Set down the whole listing verbatim.

_ _ _ _ _ _ _

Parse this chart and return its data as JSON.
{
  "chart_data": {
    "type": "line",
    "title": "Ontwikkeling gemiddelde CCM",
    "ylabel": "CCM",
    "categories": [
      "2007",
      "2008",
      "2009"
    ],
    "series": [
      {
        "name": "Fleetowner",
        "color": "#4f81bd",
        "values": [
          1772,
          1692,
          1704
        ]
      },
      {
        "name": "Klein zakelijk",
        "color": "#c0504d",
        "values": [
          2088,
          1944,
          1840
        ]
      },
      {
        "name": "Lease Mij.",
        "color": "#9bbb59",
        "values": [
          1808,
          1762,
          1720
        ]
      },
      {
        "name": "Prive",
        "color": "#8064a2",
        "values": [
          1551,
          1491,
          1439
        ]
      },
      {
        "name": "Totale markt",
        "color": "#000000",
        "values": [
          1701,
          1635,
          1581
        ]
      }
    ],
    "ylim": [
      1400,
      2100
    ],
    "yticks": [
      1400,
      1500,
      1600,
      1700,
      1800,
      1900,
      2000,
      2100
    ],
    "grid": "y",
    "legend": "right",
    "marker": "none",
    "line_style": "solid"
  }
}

_ _ _ _ _ _ _

• Solution below
Parse this chart and return its data as JSON.
{
  "chart_data": {
    "type": "line",
    "title": "Ontwikkeling gemiddelde CCM",
    "ylabel": "CCM",
    "categories": [
      "2007",
      "2008",
      "2009"
    ],
    "series": [
      {
        "name": "Fleetowner",
        "color": "#4f81bd",
        "values": [
          1772,
          1692,
          1704
        ]
      },
      {
        "name": "Klein zakelijk",
        "color": "#c0504d",
        "values": [
          2088,
          1944,
          1840
        ]
      },
      {
        "name": "Lease Mij.",
        "color": "#9bbb59",
        "values": [
          1808,
          1762,
          1720
        ]
      },
      {
        "name": "Prive",
        "color": "#8064a2",
        "values": [
          1551,
          1491,
          1439
        ]
      },
      {
        "name": "Totale markt",
        "color": "#000000",
        "values": [
          1701,
          1635,
          1581
        ]
      }
    ],
    "ylim": [
      1400,
      2100
    ],
    "yticks": [
      1400,
      1500,
      1600,
      1700,
      1800,
      1900,
      2000,
      2100
    ],
    "grid": "y",
    "legend": "right",
    "marker": "none",
    "line_style": "solid"
  }
}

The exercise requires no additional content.